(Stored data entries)

____________

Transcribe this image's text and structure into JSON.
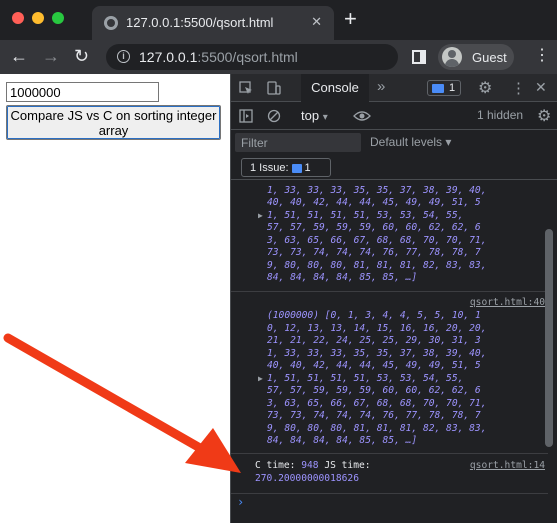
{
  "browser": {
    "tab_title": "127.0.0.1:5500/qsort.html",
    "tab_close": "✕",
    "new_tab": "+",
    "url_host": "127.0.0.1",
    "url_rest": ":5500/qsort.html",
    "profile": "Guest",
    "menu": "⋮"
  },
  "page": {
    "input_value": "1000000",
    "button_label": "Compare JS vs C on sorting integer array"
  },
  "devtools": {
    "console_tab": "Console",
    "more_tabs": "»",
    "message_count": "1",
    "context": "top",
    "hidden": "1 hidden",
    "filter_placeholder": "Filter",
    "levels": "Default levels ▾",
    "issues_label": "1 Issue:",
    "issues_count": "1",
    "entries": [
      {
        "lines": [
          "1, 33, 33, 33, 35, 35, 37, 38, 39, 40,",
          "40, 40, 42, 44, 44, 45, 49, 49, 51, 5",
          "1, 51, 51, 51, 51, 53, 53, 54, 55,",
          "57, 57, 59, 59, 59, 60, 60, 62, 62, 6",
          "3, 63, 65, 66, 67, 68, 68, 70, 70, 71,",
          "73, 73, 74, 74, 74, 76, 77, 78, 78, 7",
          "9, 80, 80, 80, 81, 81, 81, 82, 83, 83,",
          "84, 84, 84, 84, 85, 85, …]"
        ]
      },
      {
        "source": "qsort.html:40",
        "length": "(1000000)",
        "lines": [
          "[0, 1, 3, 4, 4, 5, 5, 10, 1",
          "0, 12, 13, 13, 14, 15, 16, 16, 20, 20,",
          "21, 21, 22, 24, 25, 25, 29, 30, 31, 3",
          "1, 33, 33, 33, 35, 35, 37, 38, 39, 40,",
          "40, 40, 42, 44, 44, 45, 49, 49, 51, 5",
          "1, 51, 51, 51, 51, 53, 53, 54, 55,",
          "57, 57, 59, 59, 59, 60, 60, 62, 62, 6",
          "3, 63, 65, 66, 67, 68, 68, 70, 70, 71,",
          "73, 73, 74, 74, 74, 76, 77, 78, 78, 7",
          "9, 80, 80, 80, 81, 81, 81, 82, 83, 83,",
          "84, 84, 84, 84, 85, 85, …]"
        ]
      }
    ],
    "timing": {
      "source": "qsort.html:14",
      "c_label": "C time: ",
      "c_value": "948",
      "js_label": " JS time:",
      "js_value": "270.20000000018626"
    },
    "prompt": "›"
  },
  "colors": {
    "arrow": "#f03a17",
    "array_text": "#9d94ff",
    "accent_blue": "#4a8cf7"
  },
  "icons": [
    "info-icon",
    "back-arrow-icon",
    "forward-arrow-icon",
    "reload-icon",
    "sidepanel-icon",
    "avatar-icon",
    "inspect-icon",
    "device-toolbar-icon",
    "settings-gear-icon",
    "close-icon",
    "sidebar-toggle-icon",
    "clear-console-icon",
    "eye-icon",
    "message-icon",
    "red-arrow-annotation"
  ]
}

____________

YOUR INSTRUCTIONS
Search the entries for the word "arrow" and gather every line where it appears.

THE OUTPUT
    "arrow": "#f03a17",
    "back-arrow-icon",
    "forward-arrow-icon",
    "red-arrow-annotation"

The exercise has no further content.